### Available records
________

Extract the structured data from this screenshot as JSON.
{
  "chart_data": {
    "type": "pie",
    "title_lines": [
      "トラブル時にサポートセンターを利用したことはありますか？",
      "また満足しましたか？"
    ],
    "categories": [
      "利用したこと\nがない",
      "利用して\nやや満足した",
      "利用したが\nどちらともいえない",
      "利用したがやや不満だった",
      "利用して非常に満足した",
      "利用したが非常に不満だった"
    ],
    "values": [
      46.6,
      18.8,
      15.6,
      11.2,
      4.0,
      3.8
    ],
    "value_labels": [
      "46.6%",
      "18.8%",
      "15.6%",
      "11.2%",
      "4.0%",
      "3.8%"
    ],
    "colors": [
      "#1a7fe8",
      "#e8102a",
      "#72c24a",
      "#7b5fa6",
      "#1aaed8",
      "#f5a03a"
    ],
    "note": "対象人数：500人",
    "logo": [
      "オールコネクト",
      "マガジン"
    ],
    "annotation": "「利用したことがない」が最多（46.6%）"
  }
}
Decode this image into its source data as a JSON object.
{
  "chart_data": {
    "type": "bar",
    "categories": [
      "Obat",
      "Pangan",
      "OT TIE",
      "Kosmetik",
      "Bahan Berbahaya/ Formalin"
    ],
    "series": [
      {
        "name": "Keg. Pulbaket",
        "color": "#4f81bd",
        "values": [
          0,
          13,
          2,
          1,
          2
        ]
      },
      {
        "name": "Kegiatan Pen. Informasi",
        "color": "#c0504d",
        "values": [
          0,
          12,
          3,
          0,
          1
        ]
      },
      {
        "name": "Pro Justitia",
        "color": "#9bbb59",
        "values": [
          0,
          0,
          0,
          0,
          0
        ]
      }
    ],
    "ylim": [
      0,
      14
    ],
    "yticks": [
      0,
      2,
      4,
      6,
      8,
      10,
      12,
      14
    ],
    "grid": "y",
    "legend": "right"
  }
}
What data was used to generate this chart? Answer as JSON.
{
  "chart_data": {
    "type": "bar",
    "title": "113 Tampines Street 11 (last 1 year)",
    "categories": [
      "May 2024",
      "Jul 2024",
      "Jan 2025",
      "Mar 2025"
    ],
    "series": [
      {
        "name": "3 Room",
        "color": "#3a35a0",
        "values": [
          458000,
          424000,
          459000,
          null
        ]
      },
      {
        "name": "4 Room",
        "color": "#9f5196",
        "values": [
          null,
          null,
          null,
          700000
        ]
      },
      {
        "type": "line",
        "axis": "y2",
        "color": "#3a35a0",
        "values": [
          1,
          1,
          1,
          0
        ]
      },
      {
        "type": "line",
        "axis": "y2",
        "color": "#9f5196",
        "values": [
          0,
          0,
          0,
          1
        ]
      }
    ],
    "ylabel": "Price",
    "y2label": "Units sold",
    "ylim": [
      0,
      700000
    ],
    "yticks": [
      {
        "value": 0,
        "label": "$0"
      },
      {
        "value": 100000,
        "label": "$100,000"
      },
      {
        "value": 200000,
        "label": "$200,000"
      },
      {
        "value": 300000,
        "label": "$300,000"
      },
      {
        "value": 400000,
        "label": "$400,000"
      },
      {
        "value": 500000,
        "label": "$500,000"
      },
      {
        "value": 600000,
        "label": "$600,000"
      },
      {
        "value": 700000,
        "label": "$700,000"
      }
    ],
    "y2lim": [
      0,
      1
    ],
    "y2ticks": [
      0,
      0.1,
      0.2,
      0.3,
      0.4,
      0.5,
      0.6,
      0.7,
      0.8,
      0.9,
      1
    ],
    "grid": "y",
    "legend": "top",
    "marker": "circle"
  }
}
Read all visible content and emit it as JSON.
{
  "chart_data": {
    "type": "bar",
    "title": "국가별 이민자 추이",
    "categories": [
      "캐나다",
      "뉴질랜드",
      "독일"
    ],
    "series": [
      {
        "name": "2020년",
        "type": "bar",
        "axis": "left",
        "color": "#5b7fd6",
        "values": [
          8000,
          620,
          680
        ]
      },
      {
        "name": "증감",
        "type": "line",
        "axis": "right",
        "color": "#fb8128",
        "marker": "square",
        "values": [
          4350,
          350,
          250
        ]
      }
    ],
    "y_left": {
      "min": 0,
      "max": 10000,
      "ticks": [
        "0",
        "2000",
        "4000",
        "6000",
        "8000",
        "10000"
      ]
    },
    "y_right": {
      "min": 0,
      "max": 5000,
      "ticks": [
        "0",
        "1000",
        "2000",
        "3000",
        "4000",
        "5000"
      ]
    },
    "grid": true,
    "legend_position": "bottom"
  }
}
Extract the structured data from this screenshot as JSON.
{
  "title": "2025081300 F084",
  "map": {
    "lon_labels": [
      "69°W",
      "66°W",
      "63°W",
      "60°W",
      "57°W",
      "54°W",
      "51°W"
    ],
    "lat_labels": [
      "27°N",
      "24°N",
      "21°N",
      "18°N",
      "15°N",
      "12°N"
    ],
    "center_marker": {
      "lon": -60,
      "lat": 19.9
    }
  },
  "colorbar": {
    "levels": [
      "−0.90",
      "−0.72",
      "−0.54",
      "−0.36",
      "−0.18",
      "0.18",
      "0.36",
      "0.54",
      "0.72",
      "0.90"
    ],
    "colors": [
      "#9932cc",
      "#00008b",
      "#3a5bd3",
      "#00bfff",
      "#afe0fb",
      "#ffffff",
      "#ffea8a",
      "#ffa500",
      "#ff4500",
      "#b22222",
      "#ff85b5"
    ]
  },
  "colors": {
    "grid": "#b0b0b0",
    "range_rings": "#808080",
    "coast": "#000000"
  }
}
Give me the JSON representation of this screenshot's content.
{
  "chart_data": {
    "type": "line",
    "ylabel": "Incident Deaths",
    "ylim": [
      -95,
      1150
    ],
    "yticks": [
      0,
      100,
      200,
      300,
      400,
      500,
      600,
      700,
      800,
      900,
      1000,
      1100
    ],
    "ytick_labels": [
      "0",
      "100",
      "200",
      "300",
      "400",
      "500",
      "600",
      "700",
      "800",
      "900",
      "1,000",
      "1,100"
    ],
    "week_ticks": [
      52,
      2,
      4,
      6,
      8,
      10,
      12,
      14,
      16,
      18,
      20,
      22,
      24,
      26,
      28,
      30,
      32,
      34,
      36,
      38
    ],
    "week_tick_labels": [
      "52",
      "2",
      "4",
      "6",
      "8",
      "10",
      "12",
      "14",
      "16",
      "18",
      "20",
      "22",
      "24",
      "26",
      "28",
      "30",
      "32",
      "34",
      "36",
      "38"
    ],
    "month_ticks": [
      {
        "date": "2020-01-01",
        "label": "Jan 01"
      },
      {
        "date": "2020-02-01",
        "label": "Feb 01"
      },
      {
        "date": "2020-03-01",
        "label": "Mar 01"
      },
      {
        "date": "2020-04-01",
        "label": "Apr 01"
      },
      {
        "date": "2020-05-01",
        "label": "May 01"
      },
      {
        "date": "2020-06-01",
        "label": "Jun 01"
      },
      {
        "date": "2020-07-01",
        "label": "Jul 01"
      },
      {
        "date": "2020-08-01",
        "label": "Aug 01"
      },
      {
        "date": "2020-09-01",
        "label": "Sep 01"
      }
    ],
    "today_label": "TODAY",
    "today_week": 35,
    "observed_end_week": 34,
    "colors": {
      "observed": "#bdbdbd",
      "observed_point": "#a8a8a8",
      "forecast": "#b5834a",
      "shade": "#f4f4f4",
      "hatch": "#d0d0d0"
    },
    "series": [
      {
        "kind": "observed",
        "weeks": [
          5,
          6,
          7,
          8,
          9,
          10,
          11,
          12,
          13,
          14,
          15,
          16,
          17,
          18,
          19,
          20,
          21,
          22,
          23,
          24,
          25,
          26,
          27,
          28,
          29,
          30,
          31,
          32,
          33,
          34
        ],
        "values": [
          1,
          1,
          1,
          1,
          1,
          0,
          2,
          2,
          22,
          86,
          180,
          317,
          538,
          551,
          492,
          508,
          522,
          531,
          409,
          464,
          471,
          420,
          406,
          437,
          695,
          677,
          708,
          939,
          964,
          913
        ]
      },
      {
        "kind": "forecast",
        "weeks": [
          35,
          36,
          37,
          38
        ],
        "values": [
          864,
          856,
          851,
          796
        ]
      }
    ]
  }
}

________

### Job
Using the listing above, pull out all lines that hold the word "ylabel".

### Task output
    "ylabel": "Price",
    "ylabel": "Incident Deaths",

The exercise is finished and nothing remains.